#  > Telecomunicações >  > Ubiquiti >  >  Radio Ubiquiti Airfiber 5 ou 5U

## piwtorak

alo pessoal,
qual dos dois modelos voces acham que ficaria melhor para o cenario abaixo e qual dos 3 estudos de altura de antena qualificam como melhor.
obrigado desde ja a quem colaborar.

----------


## aragaodiego

A diferença entre o AF5 e o AF5U são as frequências (médias ou altas) que cada um deles trabalha...

----------


## piwtorak

Obrigado aragao !
para meu cenario de que voce iria ?
abraco.

----------


## fhayashi

18km com fresnel obstruído e uma antena de 23dbi?

Eu não faria esse enlace com nenhuma das duas. Quanto precisa de banda? Tem algum ponto intermediário para fugir dessa obstrução?

----------


## piwtorak

o radio mudou eh um airfiber 1.2 gbps estou estudando aumentar a antena num dos pontos e diminuir esse fresnel.

----------


## piwtorak

no calculador da ubiquiti simulador, passa....

----------


## piwtorak

pontos intermediarios vao onerar em radios... preciso de uns 100mbps....video conferencias.

----------


## utilprovedor

iria de algcom 0,60 cm ou 0,90 cm fexada + mimosa c5c

----------


## piwtorak

posso considerar um 5X com antena de 34 dbi....se ajudar.

----------


## piwtorak

quantos dbi a antena para usar com mimosa ? esse c5c é 5ghz ?
parece que fica mais em conta que o ubqt

----------


## piwtorak

to no programa do tal mimosa parece que ele eh mais viavel mesmo.
preciso so saber que antena usar com C5C....
obrigado pelo apoio

----------


## piwtorak

veja como ficou no mimosa
LINE OF SIGHT	Yes	FRESNEL OBSTR	55.8 %
RAIN RELIABILITY	99.99% %	LINK DISTANCE	17.98 km
SNR 36.94 dB	SNR 40.85 dB
PHY 780 Mbps	PHY 780 Mbps
AGGR IP 624 Mbps	AGGR IP 624 Mbps

----------


## godoy

Amigo.

O problema de Fresnel afetará em qualquer dos equipamentos pois as frequencias são muito próximas, portanto a frequência não eliminará a necessidade de corrigir o problema de Fresnel.

O Rádio AF5U trabalha (na sua maioria) com frequências que necessitam de Licenciamento. Caso vá utilizar apenas a Frequência livre o AF5 é mais interessante.
https://under-linux.org/showthread.php?t=145177

Reforço: Isso no tocante a permissão de Frequência e não compensação de Fresnel.

----------


## piwtorak

Obrigado Godoy !

vou observar estes pontos.

abraco e boas festas.

----------

Objetivo: Por favor, duplique sem nenhuma alteração a parte do tópico sobre o rádio Airfiber que vai de "18km com fresnel" até "diminuir esse fresnel.", incluindo este último. As entradas que aparecem depois deste trecho não são necessárias.

Entradas de dados:
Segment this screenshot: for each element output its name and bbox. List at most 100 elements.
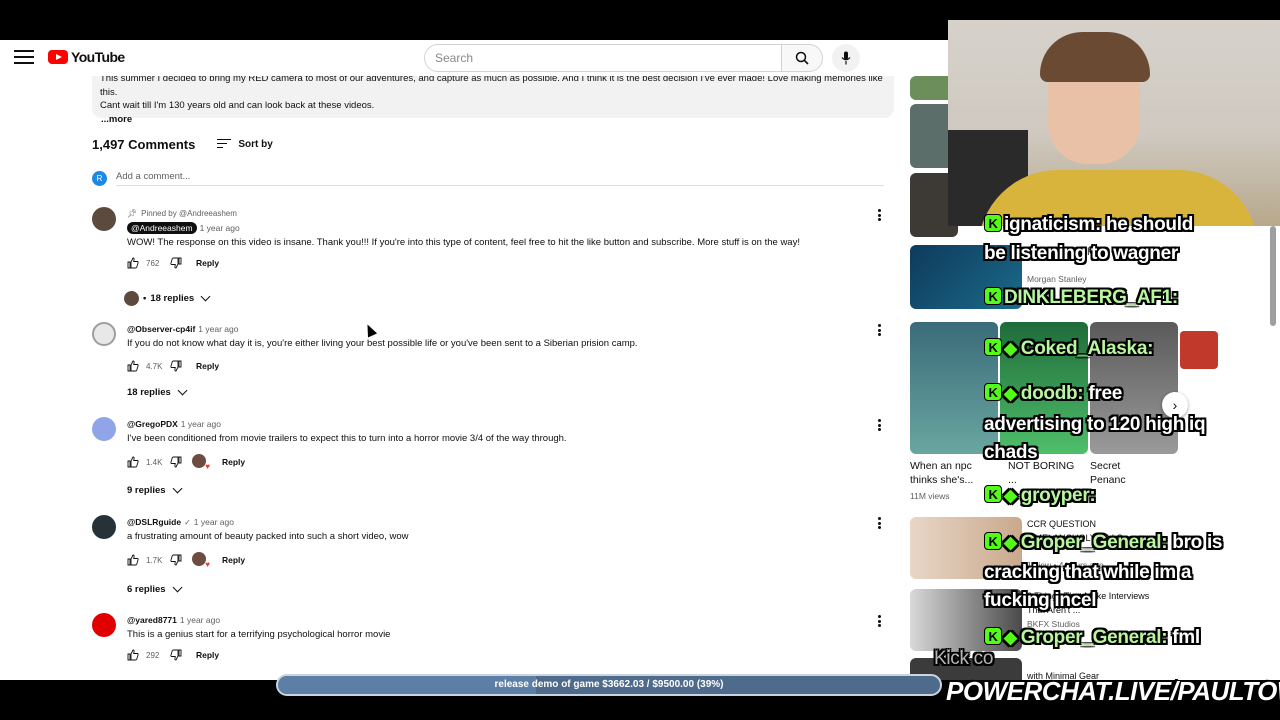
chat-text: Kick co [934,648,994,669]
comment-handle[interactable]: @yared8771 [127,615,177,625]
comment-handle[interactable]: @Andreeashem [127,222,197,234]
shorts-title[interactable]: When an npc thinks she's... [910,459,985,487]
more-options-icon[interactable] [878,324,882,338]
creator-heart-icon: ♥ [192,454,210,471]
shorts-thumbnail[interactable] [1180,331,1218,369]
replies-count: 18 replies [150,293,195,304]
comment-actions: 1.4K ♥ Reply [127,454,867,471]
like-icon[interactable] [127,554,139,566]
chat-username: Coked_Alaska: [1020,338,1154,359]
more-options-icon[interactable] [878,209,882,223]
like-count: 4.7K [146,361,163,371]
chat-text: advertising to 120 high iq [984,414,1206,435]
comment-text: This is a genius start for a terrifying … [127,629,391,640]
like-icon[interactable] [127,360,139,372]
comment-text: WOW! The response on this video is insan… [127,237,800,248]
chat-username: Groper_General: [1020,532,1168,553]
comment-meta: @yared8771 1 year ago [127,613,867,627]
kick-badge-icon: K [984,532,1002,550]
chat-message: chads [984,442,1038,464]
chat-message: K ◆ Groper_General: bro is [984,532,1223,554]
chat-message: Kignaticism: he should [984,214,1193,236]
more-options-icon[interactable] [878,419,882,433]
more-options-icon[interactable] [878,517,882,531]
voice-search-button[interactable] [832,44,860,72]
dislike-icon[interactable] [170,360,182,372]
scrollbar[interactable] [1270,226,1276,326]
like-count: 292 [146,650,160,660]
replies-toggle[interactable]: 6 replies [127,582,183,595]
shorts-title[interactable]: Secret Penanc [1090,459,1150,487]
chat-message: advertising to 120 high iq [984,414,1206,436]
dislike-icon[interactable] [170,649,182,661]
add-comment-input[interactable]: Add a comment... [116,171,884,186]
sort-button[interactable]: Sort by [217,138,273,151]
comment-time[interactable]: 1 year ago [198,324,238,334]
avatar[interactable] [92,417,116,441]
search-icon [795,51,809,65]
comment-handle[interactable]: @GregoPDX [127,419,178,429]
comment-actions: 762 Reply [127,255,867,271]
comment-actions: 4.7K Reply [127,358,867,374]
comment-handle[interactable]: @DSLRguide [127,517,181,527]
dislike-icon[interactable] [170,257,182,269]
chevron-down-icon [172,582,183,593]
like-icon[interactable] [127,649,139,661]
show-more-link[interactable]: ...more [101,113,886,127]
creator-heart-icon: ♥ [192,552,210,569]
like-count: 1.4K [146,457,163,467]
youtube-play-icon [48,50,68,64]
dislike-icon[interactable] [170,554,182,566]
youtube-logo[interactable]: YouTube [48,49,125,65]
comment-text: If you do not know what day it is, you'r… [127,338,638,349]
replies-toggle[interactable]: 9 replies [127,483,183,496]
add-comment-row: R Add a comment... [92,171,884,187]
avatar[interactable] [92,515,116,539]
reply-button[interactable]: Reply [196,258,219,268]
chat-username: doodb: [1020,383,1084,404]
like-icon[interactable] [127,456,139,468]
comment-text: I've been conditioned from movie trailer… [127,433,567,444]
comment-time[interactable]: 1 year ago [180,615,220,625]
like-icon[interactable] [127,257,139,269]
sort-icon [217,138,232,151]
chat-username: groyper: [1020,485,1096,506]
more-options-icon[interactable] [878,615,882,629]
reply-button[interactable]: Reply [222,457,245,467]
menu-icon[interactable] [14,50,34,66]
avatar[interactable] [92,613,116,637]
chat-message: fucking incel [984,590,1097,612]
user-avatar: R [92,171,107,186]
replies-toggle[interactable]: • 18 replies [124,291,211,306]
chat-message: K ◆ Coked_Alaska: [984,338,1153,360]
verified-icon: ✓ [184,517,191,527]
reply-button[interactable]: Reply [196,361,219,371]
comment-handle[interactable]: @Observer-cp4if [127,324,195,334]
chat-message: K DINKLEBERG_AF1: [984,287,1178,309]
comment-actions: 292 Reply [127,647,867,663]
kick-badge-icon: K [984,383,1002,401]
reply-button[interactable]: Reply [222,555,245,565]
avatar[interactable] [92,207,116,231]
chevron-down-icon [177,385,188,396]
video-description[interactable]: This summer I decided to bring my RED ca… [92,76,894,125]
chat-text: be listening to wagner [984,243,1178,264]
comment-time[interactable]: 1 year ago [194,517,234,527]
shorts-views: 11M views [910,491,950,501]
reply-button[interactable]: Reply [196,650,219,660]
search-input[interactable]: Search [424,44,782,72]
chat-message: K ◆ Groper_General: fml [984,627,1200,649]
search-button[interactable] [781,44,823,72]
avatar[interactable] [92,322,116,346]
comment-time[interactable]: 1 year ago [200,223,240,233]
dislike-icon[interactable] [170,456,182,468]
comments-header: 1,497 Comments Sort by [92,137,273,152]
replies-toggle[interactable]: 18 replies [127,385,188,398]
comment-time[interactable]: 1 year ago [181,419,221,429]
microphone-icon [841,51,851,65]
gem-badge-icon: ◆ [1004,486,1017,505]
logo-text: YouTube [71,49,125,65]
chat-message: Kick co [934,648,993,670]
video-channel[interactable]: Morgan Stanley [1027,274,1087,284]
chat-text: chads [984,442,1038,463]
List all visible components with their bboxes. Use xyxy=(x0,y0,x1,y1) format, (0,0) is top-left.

--

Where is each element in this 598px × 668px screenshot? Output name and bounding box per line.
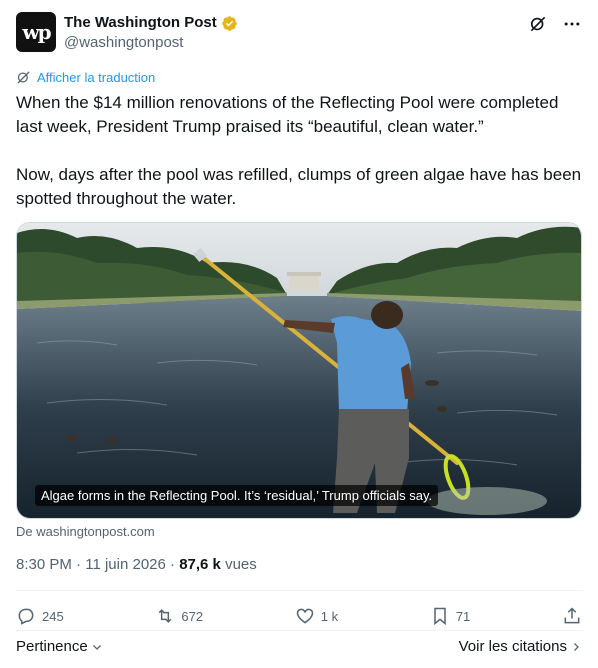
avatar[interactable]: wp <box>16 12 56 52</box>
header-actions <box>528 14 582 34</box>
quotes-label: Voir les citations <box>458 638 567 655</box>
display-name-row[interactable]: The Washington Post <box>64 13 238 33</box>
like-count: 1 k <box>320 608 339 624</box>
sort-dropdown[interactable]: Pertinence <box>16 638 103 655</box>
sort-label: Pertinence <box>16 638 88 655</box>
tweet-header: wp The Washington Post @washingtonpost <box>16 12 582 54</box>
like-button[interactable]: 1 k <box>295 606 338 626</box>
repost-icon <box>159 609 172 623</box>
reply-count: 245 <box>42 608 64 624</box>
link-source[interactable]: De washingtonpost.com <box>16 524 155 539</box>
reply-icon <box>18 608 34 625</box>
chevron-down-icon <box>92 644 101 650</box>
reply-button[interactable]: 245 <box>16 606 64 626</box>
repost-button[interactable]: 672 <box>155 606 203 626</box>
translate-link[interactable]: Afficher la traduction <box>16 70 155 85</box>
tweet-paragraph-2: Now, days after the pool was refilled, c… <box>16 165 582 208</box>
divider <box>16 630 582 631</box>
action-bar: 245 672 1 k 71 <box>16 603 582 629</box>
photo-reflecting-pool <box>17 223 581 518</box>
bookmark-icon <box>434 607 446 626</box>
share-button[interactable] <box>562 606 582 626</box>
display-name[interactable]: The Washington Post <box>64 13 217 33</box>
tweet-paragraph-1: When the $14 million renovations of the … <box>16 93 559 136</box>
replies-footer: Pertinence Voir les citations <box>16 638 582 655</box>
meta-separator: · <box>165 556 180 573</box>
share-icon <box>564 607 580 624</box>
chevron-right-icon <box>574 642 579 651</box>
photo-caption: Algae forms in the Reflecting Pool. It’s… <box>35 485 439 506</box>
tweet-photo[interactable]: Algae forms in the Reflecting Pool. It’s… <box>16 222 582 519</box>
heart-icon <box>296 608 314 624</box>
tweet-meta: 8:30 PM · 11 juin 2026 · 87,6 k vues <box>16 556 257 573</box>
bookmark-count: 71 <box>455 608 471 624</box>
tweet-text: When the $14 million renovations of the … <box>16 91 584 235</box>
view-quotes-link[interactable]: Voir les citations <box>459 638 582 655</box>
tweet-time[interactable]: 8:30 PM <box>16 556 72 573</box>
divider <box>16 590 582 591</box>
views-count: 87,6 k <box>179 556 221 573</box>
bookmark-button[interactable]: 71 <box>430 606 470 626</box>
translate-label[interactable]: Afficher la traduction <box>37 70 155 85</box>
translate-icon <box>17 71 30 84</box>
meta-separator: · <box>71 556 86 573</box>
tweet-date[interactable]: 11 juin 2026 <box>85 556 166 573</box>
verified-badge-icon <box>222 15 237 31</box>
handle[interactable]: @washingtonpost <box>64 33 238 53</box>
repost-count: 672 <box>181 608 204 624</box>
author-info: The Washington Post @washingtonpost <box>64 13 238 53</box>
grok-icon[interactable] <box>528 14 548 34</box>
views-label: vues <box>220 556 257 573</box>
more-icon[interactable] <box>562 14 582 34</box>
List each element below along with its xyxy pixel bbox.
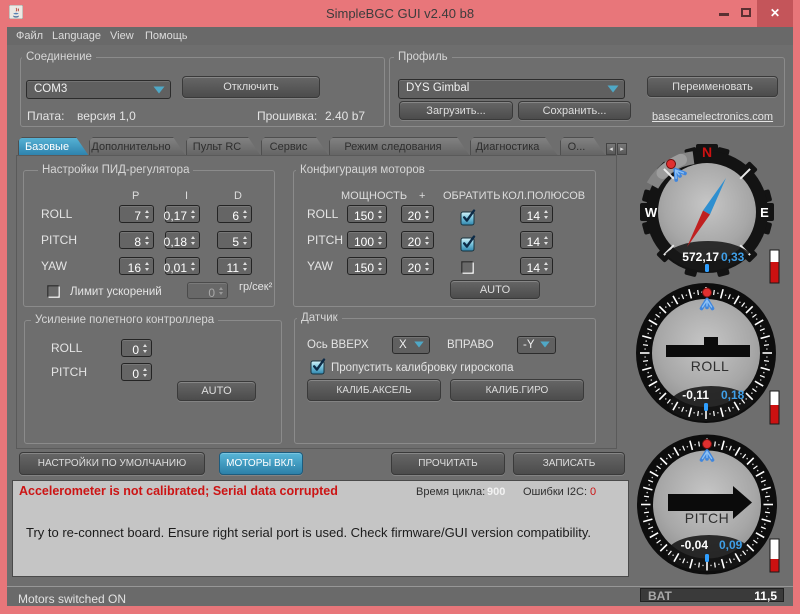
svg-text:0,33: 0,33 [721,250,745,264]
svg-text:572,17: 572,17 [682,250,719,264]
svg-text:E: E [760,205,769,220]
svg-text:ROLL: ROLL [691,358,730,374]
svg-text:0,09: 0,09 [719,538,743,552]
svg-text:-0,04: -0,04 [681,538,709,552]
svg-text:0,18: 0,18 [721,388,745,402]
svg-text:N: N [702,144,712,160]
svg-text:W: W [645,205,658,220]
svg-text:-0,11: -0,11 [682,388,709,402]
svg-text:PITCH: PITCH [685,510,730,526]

--

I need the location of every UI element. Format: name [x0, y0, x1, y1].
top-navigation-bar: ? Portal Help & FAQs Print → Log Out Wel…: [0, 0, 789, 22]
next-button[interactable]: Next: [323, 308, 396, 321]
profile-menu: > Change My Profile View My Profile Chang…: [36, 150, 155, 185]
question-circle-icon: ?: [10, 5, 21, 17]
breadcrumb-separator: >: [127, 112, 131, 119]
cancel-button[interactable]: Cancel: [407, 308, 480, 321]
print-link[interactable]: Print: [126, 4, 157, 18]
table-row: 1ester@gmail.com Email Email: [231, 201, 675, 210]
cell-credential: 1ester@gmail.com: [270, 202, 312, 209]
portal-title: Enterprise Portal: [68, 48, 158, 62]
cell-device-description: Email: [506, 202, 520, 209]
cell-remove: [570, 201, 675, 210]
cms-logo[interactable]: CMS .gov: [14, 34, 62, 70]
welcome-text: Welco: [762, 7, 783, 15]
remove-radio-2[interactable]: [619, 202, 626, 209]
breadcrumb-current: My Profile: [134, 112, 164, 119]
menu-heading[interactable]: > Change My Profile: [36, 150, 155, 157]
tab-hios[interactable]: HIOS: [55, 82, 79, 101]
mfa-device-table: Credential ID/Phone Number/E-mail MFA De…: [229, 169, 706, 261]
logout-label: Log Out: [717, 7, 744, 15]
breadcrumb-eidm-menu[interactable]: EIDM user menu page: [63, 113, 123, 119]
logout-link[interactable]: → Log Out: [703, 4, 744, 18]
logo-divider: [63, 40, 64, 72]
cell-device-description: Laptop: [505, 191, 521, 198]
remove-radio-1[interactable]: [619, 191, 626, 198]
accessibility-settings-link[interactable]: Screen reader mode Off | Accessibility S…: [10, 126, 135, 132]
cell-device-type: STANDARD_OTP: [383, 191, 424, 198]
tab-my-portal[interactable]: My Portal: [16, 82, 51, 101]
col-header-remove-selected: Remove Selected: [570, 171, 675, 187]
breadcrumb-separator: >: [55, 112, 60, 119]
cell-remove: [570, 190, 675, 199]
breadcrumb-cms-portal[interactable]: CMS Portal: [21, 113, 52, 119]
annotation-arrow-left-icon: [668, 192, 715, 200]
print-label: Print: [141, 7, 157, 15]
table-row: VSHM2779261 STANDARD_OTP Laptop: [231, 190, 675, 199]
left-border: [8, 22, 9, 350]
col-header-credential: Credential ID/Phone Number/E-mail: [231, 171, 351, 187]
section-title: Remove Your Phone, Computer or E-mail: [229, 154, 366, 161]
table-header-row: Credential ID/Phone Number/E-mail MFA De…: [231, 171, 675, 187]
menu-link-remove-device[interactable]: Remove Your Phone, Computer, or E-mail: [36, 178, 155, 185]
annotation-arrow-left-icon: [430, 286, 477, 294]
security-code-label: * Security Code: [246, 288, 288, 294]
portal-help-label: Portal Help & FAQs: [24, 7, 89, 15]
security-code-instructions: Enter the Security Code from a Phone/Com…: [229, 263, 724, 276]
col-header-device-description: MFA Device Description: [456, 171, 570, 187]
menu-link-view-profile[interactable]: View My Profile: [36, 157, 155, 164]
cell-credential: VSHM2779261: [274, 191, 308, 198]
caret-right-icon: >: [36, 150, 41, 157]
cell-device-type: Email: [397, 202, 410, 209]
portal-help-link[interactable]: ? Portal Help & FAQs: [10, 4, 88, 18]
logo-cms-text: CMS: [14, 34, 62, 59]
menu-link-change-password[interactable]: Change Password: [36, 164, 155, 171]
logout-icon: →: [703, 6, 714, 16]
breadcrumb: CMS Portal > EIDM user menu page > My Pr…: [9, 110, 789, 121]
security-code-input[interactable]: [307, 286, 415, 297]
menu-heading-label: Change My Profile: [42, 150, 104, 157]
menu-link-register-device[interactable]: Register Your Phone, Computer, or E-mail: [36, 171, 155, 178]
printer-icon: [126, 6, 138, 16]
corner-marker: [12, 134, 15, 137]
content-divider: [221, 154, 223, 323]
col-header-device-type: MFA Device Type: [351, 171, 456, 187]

Resultado abaixo:
18km com fresnel obstruído e uma antena de 23dbi?

Eu não faria esse enlace com nenhuma das duas. Quanto precisa de banda? Tem algum ponto intermediário para fugir dessa obstrução?

----------


## piwtorak

o radio mudou eh um airfiber 1.2 gbps estou estudando aumentar a antena num dos pontos e diminuir esse fresnel.